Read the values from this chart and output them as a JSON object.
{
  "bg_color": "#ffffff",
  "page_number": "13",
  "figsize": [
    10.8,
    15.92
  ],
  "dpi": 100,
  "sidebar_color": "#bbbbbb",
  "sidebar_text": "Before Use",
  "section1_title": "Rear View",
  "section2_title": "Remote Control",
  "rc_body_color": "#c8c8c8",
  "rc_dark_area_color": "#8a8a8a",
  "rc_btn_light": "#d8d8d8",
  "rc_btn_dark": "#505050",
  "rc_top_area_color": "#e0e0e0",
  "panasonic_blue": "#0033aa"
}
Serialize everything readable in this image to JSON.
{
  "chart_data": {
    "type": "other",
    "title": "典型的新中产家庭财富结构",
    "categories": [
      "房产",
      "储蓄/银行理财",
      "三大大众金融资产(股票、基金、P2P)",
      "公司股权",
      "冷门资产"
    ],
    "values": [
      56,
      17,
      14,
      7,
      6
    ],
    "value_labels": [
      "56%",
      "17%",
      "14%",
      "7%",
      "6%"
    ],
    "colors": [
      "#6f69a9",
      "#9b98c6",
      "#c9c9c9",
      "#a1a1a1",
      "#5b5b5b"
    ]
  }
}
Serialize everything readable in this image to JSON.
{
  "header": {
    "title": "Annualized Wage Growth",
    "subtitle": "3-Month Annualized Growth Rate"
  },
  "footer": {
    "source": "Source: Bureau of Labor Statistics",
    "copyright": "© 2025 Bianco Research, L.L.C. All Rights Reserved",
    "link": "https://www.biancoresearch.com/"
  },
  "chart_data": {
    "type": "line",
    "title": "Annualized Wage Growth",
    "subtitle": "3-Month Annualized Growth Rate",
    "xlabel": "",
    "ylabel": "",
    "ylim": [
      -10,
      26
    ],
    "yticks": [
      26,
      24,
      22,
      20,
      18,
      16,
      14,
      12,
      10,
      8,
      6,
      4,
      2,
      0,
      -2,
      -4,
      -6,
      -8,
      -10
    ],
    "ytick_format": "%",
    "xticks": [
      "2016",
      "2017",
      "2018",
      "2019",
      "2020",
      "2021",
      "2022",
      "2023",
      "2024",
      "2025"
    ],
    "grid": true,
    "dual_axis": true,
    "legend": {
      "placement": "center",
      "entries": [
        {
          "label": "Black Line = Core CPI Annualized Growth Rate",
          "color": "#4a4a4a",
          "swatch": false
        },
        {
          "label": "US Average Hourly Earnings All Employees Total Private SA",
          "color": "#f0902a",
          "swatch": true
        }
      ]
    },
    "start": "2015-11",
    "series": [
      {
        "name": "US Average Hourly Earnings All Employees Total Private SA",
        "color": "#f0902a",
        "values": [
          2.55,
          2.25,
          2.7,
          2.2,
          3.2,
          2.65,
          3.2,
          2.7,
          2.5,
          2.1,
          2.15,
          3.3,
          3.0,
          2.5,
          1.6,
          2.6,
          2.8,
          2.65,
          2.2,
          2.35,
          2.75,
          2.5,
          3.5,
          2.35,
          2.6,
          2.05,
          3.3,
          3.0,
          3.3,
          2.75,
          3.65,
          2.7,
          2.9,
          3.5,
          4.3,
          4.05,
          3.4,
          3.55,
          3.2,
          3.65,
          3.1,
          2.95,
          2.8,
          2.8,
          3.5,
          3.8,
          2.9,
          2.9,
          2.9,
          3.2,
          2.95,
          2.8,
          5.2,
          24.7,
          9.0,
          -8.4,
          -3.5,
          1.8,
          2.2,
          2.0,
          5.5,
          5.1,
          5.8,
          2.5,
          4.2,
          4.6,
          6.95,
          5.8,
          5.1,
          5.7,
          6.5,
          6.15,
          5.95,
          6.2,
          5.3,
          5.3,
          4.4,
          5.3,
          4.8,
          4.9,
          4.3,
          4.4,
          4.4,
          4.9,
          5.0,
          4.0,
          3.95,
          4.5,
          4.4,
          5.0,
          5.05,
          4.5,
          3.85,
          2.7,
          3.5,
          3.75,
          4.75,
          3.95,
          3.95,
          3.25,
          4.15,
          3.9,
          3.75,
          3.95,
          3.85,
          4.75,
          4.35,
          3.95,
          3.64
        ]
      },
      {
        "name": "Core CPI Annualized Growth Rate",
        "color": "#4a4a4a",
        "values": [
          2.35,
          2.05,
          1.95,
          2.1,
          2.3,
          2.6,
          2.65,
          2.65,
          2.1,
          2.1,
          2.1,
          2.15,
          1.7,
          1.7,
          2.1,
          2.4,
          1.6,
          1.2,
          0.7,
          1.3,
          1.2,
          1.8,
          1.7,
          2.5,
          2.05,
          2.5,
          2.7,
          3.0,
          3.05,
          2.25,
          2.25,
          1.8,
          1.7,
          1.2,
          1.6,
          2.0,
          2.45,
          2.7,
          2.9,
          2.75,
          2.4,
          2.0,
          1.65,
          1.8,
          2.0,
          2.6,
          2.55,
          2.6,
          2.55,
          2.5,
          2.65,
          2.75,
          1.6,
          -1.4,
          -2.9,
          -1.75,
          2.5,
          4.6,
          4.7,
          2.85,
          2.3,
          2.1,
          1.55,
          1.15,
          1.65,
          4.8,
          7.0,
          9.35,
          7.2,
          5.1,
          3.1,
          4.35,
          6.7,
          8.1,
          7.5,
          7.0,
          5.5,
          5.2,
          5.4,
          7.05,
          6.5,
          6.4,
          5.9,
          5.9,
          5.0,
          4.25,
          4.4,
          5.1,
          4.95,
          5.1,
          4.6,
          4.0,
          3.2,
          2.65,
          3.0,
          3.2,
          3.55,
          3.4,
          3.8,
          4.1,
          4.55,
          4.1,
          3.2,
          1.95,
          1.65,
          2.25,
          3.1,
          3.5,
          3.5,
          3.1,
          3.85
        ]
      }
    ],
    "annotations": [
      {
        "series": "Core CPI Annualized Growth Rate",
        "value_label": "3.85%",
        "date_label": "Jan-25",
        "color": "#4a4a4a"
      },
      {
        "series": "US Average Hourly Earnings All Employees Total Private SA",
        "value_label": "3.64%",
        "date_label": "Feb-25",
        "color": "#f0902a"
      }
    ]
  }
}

> **STATED EXERCISE**:
List each line of the entries that holds the string "Earnings".

> **ANSWER TO THE PROBLEM**:
          "label": "US Average Hourly Earnings All Employees Total Private SA",
        "name": "US Average Hourly Earnings All Employees Total Private SA",
        "series": "US Average Hourly Earnings All Employees Total Private SA",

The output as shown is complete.